— YOUR INSTRUCTIONS —
Return the records in full, exactly as given.

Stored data
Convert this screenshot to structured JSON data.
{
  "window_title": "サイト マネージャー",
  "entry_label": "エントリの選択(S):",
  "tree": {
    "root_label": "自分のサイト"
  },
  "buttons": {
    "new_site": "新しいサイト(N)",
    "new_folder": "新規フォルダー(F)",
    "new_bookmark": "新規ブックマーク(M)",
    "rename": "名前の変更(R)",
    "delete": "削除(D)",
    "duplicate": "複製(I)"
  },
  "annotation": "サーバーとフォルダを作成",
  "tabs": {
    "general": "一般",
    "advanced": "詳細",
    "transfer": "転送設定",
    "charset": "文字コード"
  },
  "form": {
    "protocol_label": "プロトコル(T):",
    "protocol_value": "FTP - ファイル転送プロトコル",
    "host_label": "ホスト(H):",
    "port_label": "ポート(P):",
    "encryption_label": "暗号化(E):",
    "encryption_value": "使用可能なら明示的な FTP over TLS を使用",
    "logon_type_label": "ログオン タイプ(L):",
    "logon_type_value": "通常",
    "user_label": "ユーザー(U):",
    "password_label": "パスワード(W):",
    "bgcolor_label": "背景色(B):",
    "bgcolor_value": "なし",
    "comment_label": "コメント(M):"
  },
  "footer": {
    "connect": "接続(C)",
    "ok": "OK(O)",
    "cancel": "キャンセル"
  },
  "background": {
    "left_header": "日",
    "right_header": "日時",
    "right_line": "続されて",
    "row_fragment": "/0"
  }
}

— TASK OUTPUT —
Convert this screenshot to structured JSON data.
{
  "window_title": "サイト マネージャー",
  "entry_label": "エントリの選択(S):",
  "tree": {
    "root_label": "自分のサイト"
  },
  "buttons": {
    "new_site": "新しいサイト(N)",
    "new_folder": "新規フォルダー(F)",
    "new_bookmark": "新規ブックマーク(M)",
    "rename": "名前の変更(R)",
    "delete": "削除(D)",
    "duplicate": "複製(I)"
  },
  "annotation": "サーバーとフォルダを作成",
  "tabs": {
    "general": "一般",
    "advanced": "詳細",
    "transfer": "転送設定",
    "charset": "文字コード"
  },
  "form": {
    "protocol_label": "プロトコル(T):",
    "protocol_value": "FTP - ファイル転送プロトコル",
    "host_label": "ホスト(H):",
    "port_label": "ポート(P):",
    "encryption_label": "暗号化(E):",
    "encryption_value": "使用可能なら明示的な FTP over TLS を使用",
    "logon_type_label": "ログオン タイプ(L):",
    "logon_type_value": "通常",
    "user_label": "ユーザー(U):",
    "password_label": "パスワード(W):",
    "bgcolor_label": "背景色(B):",
    "bgcolor_value": "なし",
    "comment_label": "コメント(M):"
  },
  "footer": {
    "connect": "接続(C)",
    "ok": "OK(O)",
    "cancel": "キャンセル"
  },
  "background": {
    "left_header": "日",
    "right_header": "日時",
    "right_line": "続されて",
    "row_fragment": "/0"
  }
}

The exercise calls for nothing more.